**DATA**.
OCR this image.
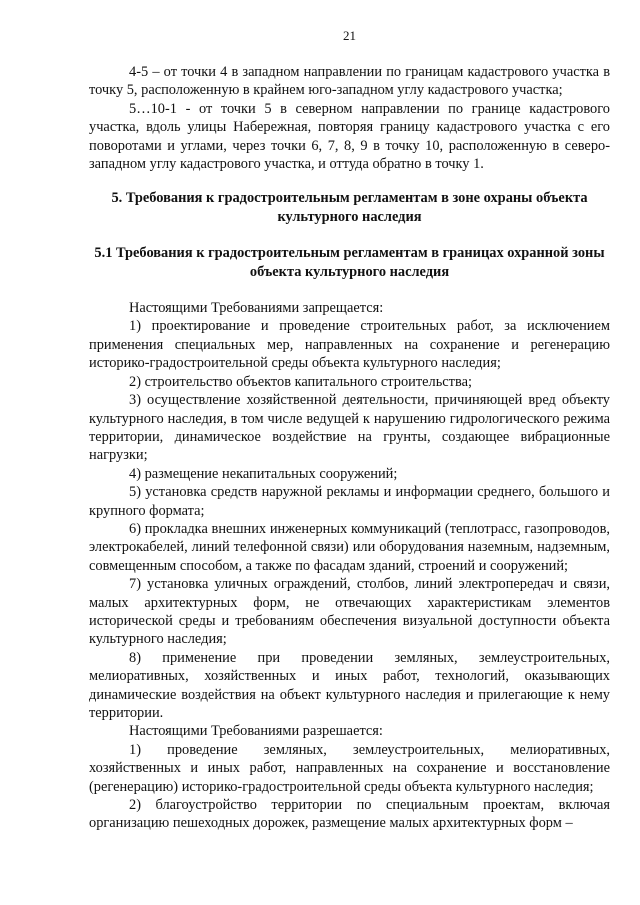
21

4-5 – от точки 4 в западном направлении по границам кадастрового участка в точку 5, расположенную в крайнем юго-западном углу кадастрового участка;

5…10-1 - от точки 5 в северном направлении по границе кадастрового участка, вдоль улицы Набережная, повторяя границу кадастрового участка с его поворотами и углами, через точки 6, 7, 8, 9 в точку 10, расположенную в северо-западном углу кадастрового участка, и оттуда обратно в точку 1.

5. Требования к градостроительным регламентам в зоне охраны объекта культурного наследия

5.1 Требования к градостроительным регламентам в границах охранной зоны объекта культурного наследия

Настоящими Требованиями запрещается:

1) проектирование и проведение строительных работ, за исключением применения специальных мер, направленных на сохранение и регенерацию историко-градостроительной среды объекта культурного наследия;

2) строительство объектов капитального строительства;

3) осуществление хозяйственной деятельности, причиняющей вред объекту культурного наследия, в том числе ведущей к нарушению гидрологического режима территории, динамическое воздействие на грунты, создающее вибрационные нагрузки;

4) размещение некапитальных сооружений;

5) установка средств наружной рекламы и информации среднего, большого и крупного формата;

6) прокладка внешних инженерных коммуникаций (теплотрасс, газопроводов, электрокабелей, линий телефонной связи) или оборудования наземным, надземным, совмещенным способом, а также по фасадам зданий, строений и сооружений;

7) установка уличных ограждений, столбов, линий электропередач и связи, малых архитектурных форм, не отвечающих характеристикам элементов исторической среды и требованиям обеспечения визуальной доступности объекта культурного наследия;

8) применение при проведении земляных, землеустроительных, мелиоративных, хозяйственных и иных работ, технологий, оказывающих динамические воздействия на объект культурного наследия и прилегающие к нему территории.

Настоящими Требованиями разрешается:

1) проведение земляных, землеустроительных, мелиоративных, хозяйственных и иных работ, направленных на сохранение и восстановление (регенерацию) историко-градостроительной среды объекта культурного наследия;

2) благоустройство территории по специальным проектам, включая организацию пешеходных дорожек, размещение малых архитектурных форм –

**WHAT YOU HAVE TO DO**.
Copy every line of the data exactly as written, excluding the pictures.

**RESPONSE BELOW**.
OCR this image.
21

4-5 – от точки 4 в западном направлении по границам кадастрового участка в точку 5, расположенную в крайнем юго-западном углу кадастрового участка;

5…10-1 - от точки 5 в северном направлении по границе кадастрового участка, вдоль улицы Набережная, повторяя границу кадастрового участка с его поворотами и углами, через точки 6, 7, 8, 9 в точку 10, расположенную в северо-западном углу кадастрового участка, и оттуда обратно в точку 1.

5. Требования к градостроительным регламентам в зоне охраны объекта культурного наследия

5.1 Требования к градостроительным регламентам в границах охранной зоны объекта культурного наследия

Настоящими Требованиями запрещается:

1) проектирование и проведение строительных работ, за исключением применения специальных мер, направленных на сохранение и регенерацию историко-градостроительной среды объекта культурного наследия;

2) строительство объектов капитального строительства;

3) осуществление хозяйственной деятельности, причиняющей вред объекту культурного наследия, в том числе ведущей к нарушению гидрологического режима территории, динамическое воздействие на грунты, создающее вибрационные нагрузки;

4) размещение некапитальных сооружений;

5) установка средств наружной рекламы и информации среднего, большого и крупного формата;

6) прокладка внешних инженерных коммуникаций (теплотрасс, газопроводов, электрокабелей, линий телефонной связи) или оборудования наземным, надземным, совмещенным способом, а также по фасадам зданий, строений и сооружений;

7) установка уличных ограждений, столбов, линий электропередач и связи, малых архитектурных форм, не отвечающих характеристикам элементов исторической среды и требованиям обеспечения визуальной доступности объекта культурного наследия;

8) применение при проведении земляных, землеустроительных, мелиоративных, хозяйственных и иных работ, технологий, оказывающих динамические воздействия на объект культурного наследия и прилегающие к нему территории.

Настоящими Требованиями разрешается:

1) проведение земляных, землеустроительных, мелиоративных, хозяйственных и иных работ, направленных на сохранение и восстановление (регенерацию) историко-градостроительной среды объекта культурного наследия;

2) благоустройство территории по специальным проектам, включая организацию пешеходных дорожек, размещение малых архитектурных форм –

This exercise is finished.